Start of GIVEN INFORMATION

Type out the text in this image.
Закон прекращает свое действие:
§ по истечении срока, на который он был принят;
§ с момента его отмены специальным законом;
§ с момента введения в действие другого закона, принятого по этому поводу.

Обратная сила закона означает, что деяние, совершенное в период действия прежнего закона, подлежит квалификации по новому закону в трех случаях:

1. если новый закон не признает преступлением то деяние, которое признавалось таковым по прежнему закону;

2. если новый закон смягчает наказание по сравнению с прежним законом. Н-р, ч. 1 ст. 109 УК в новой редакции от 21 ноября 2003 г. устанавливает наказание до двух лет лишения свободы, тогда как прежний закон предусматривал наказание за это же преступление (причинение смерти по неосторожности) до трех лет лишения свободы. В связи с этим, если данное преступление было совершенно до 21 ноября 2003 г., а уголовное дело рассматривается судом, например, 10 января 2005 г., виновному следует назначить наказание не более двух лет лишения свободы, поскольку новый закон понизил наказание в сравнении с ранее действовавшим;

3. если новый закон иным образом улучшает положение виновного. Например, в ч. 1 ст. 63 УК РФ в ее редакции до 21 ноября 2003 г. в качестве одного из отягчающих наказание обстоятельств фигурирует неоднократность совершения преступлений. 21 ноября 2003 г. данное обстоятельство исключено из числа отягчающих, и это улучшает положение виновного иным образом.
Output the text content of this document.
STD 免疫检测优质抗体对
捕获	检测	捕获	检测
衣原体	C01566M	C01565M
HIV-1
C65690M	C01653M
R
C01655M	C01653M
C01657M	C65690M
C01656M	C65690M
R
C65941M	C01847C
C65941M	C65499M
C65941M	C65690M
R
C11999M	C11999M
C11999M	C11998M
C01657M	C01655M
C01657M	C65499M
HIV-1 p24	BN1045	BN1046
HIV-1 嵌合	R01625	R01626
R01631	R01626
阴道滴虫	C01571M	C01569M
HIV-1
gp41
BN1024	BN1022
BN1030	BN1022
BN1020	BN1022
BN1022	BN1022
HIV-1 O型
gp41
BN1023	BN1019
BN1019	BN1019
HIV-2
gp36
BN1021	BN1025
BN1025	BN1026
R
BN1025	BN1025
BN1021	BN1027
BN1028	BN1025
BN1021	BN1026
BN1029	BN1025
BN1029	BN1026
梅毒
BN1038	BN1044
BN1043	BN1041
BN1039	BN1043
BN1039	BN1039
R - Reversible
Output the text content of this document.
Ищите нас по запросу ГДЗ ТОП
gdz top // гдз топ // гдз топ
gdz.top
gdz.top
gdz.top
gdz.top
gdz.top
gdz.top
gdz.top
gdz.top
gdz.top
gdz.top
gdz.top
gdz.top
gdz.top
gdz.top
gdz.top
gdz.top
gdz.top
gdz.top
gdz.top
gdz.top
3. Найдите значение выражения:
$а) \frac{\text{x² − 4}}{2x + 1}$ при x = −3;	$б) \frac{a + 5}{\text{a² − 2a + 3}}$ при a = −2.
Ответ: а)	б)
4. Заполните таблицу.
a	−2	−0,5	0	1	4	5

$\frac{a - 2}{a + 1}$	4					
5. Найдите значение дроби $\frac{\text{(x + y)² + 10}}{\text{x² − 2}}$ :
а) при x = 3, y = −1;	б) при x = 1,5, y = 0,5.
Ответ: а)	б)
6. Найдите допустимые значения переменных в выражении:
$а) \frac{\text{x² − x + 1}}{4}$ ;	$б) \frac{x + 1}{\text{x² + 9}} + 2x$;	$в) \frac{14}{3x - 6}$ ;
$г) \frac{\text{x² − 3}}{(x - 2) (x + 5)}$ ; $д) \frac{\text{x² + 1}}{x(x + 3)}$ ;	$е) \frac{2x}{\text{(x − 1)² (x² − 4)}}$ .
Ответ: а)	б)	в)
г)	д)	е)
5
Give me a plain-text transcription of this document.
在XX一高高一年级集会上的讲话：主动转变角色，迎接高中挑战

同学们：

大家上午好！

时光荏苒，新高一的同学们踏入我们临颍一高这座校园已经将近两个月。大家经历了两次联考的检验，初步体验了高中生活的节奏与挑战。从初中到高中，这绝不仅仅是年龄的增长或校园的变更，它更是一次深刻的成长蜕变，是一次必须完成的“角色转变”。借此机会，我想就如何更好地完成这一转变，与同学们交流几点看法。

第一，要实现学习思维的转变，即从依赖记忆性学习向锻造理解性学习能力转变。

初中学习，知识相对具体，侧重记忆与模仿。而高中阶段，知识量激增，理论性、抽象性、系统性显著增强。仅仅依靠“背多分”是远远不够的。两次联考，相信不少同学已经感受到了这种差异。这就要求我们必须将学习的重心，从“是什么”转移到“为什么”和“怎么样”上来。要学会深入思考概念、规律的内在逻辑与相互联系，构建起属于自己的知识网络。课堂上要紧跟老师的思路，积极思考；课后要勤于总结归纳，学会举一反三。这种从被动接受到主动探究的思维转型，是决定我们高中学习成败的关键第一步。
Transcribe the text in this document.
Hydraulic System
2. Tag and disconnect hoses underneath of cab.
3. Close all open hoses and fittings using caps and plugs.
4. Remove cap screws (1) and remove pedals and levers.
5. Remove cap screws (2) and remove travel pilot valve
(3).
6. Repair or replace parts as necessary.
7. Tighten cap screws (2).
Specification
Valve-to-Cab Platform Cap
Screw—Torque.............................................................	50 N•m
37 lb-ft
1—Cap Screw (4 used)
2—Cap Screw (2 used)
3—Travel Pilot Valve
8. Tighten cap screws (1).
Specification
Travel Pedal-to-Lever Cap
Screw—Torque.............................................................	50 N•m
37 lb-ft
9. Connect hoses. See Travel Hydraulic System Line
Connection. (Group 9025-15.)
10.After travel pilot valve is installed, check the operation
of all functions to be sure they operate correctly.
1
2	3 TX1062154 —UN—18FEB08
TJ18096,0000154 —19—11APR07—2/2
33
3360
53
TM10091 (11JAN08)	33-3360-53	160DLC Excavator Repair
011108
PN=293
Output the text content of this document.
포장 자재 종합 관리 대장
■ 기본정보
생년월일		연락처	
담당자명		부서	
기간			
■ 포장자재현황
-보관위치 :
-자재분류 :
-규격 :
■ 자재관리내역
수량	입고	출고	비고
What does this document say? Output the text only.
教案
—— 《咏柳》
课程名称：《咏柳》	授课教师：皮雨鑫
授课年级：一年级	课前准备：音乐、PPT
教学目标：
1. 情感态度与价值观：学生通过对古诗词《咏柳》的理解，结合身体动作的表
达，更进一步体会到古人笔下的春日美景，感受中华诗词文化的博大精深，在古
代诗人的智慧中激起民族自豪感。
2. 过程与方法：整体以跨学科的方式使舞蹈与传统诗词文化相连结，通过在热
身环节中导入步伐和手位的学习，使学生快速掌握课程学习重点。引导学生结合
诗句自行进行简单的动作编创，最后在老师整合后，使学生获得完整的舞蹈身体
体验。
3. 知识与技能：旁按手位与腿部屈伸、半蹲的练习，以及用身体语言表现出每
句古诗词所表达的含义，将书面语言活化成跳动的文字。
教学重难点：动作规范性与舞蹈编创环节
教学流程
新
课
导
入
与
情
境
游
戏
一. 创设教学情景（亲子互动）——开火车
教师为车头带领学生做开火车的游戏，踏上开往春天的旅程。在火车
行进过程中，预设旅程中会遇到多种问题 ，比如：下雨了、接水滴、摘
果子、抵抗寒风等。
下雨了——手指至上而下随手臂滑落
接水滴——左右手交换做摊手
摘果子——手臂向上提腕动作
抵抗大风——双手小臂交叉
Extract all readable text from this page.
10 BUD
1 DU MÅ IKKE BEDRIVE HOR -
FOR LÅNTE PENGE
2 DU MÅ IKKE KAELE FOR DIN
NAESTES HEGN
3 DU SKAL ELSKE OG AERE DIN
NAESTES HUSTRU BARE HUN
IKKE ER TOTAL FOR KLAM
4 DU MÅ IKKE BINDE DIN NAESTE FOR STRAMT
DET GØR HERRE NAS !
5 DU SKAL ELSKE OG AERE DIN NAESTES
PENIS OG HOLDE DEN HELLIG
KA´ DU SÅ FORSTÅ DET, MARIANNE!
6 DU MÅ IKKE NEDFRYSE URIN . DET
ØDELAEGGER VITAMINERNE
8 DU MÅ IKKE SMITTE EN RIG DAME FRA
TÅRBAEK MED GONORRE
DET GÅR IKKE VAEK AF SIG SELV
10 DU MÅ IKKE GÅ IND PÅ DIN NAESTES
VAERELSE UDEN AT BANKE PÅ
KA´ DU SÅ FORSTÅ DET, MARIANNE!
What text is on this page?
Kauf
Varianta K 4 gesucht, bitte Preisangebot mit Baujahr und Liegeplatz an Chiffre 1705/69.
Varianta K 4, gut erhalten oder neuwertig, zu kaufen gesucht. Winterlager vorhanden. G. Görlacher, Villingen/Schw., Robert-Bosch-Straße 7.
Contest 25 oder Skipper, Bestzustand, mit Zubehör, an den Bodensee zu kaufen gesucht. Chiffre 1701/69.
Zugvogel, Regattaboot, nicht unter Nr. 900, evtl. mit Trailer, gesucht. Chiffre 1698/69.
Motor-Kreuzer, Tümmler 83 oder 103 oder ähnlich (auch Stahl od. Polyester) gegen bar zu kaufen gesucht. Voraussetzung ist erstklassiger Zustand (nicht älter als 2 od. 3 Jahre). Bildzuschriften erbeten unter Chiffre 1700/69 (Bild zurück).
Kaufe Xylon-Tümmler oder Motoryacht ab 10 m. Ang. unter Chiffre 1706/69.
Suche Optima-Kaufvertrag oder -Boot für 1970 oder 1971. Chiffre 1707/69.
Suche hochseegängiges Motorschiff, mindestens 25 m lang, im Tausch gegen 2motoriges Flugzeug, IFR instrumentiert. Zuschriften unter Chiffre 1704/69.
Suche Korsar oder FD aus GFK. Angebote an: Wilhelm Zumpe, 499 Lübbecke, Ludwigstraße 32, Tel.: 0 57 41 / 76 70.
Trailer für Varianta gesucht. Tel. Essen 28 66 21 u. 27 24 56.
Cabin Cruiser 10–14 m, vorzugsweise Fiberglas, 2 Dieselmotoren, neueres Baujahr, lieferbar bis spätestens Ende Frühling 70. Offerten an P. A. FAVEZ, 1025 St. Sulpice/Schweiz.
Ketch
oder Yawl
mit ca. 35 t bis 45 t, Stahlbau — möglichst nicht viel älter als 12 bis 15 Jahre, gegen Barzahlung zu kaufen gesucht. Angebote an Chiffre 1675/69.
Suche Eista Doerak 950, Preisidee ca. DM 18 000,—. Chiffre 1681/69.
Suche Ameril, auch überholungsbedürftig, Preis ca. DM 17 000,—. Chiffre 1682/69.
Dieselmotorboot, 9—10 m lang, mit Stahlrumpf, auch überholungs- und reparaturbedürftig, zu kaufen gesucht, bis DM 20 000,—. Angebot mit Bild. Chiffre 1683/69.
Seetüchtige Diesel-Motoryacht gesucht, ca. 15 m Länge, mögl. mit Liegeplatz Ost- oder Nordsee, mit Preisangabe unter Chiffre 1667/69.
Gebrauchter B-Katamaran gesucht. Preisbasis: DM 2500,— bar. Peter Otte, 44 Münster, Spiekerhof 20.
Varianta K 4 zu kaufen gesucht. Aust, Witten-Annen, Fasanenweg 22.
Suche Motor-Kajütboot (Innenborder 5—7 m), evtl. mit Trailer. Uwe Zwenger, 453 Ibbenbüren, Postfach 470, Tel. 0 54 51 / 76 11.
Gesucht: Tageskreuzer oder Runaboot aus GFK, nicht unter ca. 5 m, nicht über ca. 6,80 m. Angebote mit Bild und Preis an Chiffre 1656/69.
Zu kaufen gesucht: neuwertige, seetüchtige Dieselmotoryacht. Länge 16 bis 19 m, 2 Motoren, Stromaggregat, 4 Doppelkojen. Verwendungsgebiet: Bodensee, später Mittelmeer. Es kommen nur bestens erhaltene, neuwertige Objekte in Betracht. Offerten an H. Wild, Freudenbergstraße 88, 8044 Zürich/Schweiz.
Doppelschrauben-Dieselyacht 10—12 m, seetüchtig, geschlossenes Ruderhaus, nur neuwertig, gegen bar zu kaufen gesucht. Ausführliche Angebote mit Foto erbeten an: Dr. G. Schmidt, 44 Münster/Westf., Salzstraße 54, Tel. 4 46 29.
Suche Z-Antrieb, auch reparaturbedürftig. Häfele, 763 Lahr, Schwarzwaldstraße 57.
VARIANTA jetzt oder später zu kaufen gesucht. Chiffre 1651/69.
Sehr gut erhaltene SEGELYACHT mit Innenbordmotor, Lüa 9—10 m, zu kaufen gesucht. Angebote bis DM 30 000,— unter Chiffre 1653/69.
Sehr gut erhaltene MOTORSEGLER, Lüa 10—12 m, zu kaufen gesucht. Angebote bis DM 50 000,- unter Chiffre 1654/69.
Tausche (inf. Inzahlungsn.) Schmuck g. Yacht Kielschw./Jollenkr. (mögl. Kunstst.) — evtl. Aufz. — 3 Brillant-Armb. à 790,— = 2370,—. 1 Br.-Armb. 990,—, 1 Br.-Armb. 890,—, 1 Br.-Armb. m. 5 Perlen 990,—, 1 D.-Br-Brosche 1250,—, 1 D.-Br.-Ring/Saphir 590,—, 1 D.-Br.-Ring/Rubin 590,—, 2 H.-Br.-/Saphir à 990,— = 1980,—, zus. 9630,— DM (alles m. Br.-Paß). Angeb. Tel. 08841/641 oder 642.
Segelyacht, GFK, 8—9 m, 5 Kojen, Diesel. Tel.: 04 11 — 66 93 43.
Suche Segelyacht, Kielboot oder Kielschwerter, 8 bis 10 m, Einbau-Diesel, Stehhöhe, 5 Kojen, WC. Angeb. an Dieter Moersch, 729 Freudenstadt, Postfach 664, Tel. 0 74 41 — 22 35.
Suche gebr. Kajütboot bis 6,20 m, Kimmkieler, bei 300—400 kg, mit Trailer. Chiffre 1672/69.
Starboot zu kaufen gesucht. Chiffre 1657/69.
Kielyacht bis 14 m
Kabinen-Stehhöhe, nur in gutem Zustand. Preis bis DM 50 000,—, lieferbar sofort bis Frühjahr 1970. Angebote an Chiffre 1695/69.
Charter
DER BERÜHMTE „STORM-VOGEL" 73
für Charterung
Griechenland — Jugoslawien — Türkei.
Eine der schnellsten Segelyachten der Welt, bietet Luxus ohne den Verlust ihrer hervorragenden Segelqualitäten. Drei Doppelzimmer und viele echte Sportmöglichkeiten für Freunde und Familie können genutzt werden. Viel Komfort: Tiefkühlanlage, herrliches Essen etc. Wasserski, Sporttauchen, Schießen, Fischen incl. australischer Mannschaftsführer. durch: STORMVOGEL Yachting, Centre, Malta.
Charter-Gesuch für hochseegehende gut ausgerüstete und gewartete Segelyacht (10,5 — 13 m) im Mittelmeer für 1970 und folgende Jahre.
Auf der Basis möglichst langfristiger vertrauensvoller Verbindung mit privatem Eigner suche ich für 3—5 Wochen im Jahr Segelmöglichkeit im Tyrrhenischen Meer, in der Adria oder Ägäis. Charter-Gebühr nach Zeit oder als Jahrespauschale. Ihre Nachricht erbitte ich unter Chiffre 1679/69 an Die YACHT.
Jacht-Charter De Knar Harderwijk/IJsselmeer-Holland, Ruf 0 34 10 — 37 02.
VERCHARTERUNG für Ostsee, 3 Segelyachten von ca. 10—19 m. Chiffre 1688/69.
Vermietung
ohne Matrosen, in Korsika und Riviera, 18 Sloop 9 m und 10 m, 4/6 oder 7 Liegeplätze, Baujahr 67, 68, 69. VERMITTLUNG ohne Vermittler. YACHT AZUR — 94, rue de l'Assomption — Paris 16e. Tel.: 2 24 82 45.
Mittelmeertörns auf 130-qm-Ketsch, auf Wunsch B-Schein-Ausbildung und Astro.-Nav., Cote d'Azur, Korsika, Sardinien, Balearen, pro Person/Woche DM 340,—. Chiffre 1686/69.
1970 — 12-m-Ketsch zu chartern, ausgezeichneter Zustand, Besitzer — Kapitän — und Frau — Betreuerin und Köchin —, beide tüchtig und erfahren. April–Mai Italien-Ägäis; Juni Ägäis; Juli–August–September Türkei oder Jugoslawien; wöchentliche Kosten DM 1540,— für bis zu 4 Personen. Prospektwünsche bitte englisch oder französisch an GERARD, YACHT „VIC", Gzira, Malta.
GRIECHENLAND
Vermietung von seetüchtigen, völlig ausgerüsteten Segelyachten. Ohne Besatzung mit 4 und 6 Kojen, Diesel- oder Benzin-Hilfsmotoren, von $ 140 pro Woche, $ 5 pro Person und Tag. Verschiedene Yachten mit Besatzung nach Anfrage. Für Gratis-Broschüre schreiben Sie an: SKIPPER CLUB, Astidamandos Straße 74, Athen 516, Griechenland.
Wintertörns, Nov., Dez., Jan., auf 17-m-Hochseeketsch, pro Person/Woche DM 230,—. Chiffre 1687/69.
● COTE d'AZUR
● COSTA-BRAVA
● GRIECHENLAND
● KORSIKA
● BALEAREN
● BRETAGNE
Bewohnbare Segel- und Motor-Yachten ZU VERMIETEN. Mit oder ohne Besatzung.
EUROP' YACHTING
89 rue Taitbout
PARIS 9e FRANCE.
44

End of GIVEN INFORMATION

▸ **EXERCISE AIM**: Copy out every line from the data above that has "закону" in it.

▸ **OUTPUT**:
Обратная сила закона означает, что деяние, совершенное в период действия прежнего закона, подлежит квалификации по новому закону в трех случаях:
1. если новый закон не признает преступлением то деяние, которое признавалось таковым по прежнему закону;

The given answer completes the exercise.